━━━ Data to process

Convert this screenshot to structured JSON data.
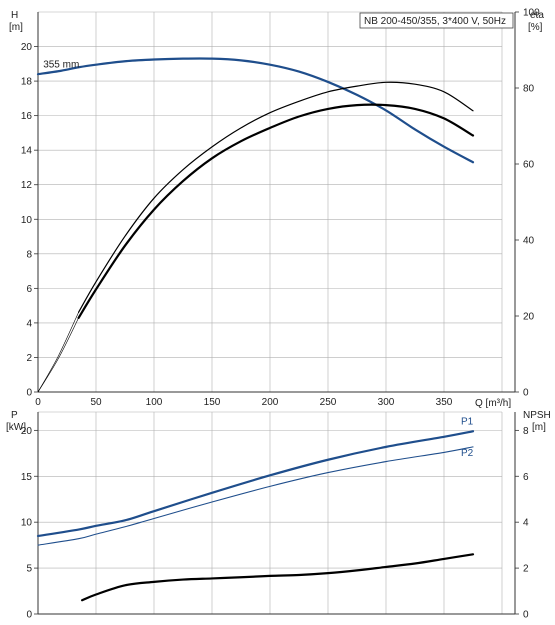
{
  "chart_data": [
    {
      "type": "line",
      "title": "NB 200-450/355, 3*400 V, 50Hz",
      "xlabel": "Q [m³/h]",
      "xlim": [
        0,
        400
      ],
      "xticks": [
        0,
        50,
        100,
        150,
        200,
        250,
        300,
        350
      ],
      "ylabel_left": "H",
      "ylabel_left_unit": "[m]",
      "ylim_left": [
        0,
        22
      ],
      "yticks_left": [
        0,
        2,
        4,
        6,
        8,
        10,
        12,
        14,
        16,
        18,
        20
      ],
      "ylabel_right": "eta",
      "ylabel_right_unit": "[%]",
      "ylim_right": [
        0,
        100
      ],
      "yticks_right": [
        0,
        20,
        40,
        60,
        80,
        100
      ],
      "grid": true,
      "colors": {
        "head": "#1f4e8c",
        "eta": "#000000",
        "grid": "#b0b0b0"
      },
      "series": [
        {
          "name": "355 mm",
          "axis": "left",
          "points": [
            [
              0,
              18.4
            ],
            [
              20,
              18.6
            ],
            [
              35,
              18.8
            ],
            [
              50,
              18.95
            ],
            [
              75,
              19.15
            ],
            [
              100,
              19.25
            ],
            [
              125,
              19.3
            ],
            [
              150,
              19.3
            ],
            [
              175,
              19.2
            ],
            [
              200,
              18.95
            ],
            [
              225,
              18.55
            ],
            [
              250,
              17.95
            ],
            [
              275,
              17.2
            ],
            [
              300,
              16.3
            ],
            [
              325,
              15.2
            ],
            [
              350,
              14.2
            ],
            [
              375,
              13.3
            ]
          ]
        },
        {
          "axis": "right",
          "points": [
            [
              35,
              21
            ],
            [
              50,
              29
            ],
            [
              75,
              41
            ],
            [
              100,
              51
            ],
            [
              125,
              58.5
            ],
            [
              150,
              64.5
            ],
            [
              175,
              69.5
            ],
            [
              200,
              73.5
            ],
            [
              225,
              76.5
            ],
            [
              250,
              79
            ],
            [
              275,
              80.5
            ],
            [
              300,
              81.5
            ],
            [
              325,
              81
            ],
            [
              350,
              79
            ],
            [
              375,
              74
            ]
          ]
        },
        {
          "axis": "right",
          "points": [
            [
              35,
              19.5
            ],
            [
              50,
              27
            ],
            [
              75,
              38.5
            ],
            [
              100,
              48
            ],
            [
              125,
              55.5
            ],
            [
              150,
              61.5
            ],
            [
              175,
              66
            ],
            [
              200,
              69.5
            ],
            [
              225,
              72.5
            ],
            [
              250,
              74.5
            ],
            [
              275,
              75.5
            ],
            [
              300,
              75.5
            ],
            [
              325,
              74.5
            ],
            [
              350,
              72
            ],
            [
              375,
              67.5
            ]
          ]
        }
      ]
    },
    {
      "type": "line",
      "xlim": [
        0,
        400
      ],
      "xticks": [
        0,
        50,
        100,
        150,
        200,
        250,
        300,
        350
      ],
      "ylabel_left": "P",
      "ylabel_left_unit": "[kW]",
      "ylim_left": [
        0,
        22
      ],
      "yticks_left": [
        0,
        5,
        10,
        15,
        20
      ],
      "ylabel_right": "NPSH",
      "ylabel_right_unit": "[m]",
      "ylim_right": [
        0,
        8.8
      ],
      "yticks_right": [
        0,
        2,
        4,
        6,
        8
      ],
      "grid": true,
      "series": [
        {
          "name": "P1",
          "axis": "left",
          "points": [
            [
              0,
              8.5
            ],
            [
              35,
              9.2
            ],
            [
              50,
              9.6
            ],
            [
              75,
              10.2
            ],
            [
              100,
              11.2
            ],
            [
              150,
              13.2
            ],
            [
              200,
              15.1
            ],
            [
              250,
              16.8
            ],
            [
              300,
              18.2
            ],
            [
              350,
              19.3
            ],
            [
              375,
              19.9
            ]
          ]
        },
        {
          "name": "P2",
          "axis": "left",
          "points": [
            [
              0,
              7.5
            ],
            [
              35,
              8.2
            ],
            [
              50,
              8.7
            ],
            [
              75,
              9.5
            ],
            [
              100,
              10.4
            ],
            [
              150,
              12.2
            ],
            [
              200,
              13.9
            ],
            [
              250,
              15.4
            ],
            [
              300,
              16.6
            ],
            [
              350,
              17.6
            ],
            [
              375,
              18.2
            ]
          ]
        },
        {
          "axis": "right",
          "points": [
            [
              38,
              0.6
            ],
            [
              50,
              0.85
            ],
            [
              75,
              1.25
            ],
            [
              100,
              1.4
            ],
            [
              125,
              1.5
            ],
            [
              150,
              1.55
            ],
            [
              175,
              1.6
            ],
            [
              200,
              1.66
            ],
            [
              225,
              1.7
            ],
            [
              250,
              1.78
            ],
            [
              275,
              1.9
            ],
            [
              300,
              2.05
            ],
            [
              325,
              2.2
            ],
            [
              350,
              2.4
            ],
            [
              375,
              2.6
            ]
          ]
        }
      ]
    }
  ]
}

━━━━━━

In your copy of the listing above, reproduce each line exactly and omit all pictures.

Output for this exercise →
Convert this screenshot to structured JSON data.
{
  "chart_data": [
    {
      "type": "line",
      "title": "NB 200-450/355, 3*400 V, 50Hz",
      "xlabel": "Q [m³/h]",
      "xlim": [
        0,
        400
      ],
      "xticks": [
        0,
        50,
        100,
        150,
        200,
        250,
        300,
        350
      ],
      "ylabel_left": "H",
      "ylabel_left_unit": "[m]",
      "ylim_left": [
        0,
        22
      ],
      "yticks_left": [
        0,
        2,
        4,
        6,
        8,
        10,
        12,
        14,
        16,
        18,
        20
      ],
      "ylabel_right": "eta",
      "ylabel_right_unit": "[%]",
      "ylim_right": [
        0,
        100
      ],
      "yticks_right": [
        0,
        20,
        40,
        60,
        80,
        100
      ],
      "grid": true,
      "colors": {
        "head": "#1f4e8c",
        "eta": "#000000",
        "grid": "#b0b0b0"
      },
      "series": [
        {
          "name": "355 mm",
          "axis": "left",
          "points": [
            [
              0,
              18.4
            ],
            [
              20,
              18.6
            ],
            [
              35,
              18.8
            ],
            [
              50,
              18.95
            ],
            [
              75,
              19.15
            ],
            [
              100,
              19.25
            ],
            [
              125,
              19.3
            ],
            [
              150,
              19.3
            ],
            [
              175,
              19.2
            ],
            [
              200,
              18.95
            ],
            [
              225,
              18.55
            ],
            [
              250,
              17.95
            ],
            [
              275,
              17.2
            ],
            [
              300,
              16.3
            ],
            [
              325,
              15.2
            ],
            [
              350,
              14.2
            ],
            [
              375,
              13.3
            ]
          ]
        },
        {
          "axis": "right",
          "points": [
            [
              35,
              21
            ],
            [
              50,
              29
            ],
            [
              75,
              41
            ],
            [
              100,
              51
            ],
            [
              125,
              58.5
            ],
            [
              150,
              64.5
            ],
            [
              175,
              69.5
            ],
            [
              200,
              73.5
            ],
            [
              225,
              76.5
            ],
            [
              250,
              79
            ],
            [
              275,
              80.5
            ],
            [
              300,
              81.5
            ],
            [
              325,
              81
            ],
            [
              350,
              79
            ],
            [
              375,
              74
            ]
          ]
        },
        {
          "axis": "right",
          "points": [
            [
              35,
              19.5
            ],
            [
              50,
              27
            ],
            [
              75,
              38.5
            ],
            [
              100,
              48
            ],
            [
              125,
              55.5
            ],
            [
              150,
              61.5
            ],
            [
              175,
              66
            ],
            [
              200,
              69.5
            ],
            [
              225,
              72.5
            ],
            [
              250,
              74.5
            ],
            [
              275,
              75.5
            ],
            [
              300,
              75.5
            ],
            [
              325,
              74.5
            ],
            [
              350,
              72
            ],
            [
              375,
              67.5
            ]
          ]
        }
      ]
    },
    {
      "type": "line",
      "xlim": [
        0,
        400
      ],
      "xticks": [
        0,
        50,
        100,
        150,
        200,
        250,
        300,
        350
      ],
      "ylabel_left": "P",
      "ylabel_left_unit": "[kW]",
      "ylim_left": [
        0,
        22
      ],
      "yticks_left": [
        0,
        5,
        10,
        15,
        20
      ],
      "ylabel_right": "NPSH",
      "ylabel_right_unit": "[m]",
      "ylim_right": [
        0,
        8.8
      ],
      "yticks_right": [
        0,
        2,
        4,
        6,
        8
      ],
      "grid": true,
      "series": [
        {
          "name": "P1",
          "axis": "left",
          "points": [
            [
              0,
              8.5
            ],
            [
              35,
              9.2
            ],
            [
              50,
              9.6
            ],
            [
              75,
              10.2
            ],
            [
              100,
              11.2
            ],
            [
              150,
              13.2
            ],
            [
              200,
              15.1
            ],
            [
              250,
              16.8
            ],
            [
              300,
              18.2
            ],
            [
              350,
              19.3
            ],
            [
              375,
              19.9
            ]
          ]
        },
        {
          "name": "P2",
          "axis": "left",
          "points": [
            [
              0,
              7.5
            ],
            [
              35,
              8.2
            ],
            [
              50,
              8.7
            ],
            [
              75,
              9.5
            ],
            [
              100,
              10.4
            ],
            [
              150,
              12.2
            ],
            [
              200,
              13.9
            ],
            [
              250,
              15.4
            ],
            [
              300,
              16.6
            ],
            [
              350,
              17.6
            ],
            [
              375,
              18.2
            ]
          ]
        },
        {
          "axis": "right",
          "points": [
            [
              38,
              0.6
            ],
            [
              50,
              0.85
            ],
            [
              75,
              1.25
            ],
            [
              100,
              1.4
            ],
            [
              125,
              1.5
            ],
            [
              150,
              1.55
            ],
            [
              175,
              1.6
            ],
            [
              200,
              1.66
            ],
            [
              225,
              1.7
            ],
            [
              250,
              1.78
            ],
            [
              275,
              1.9
            ],
            [
              300,
              2.05
            ],
            [
              325,
              2.2
            ],
            [
              350,
              2.4
            ],
            [
              375,
              2.6
            ]
          ]
        }
      ]
    }
  ]
}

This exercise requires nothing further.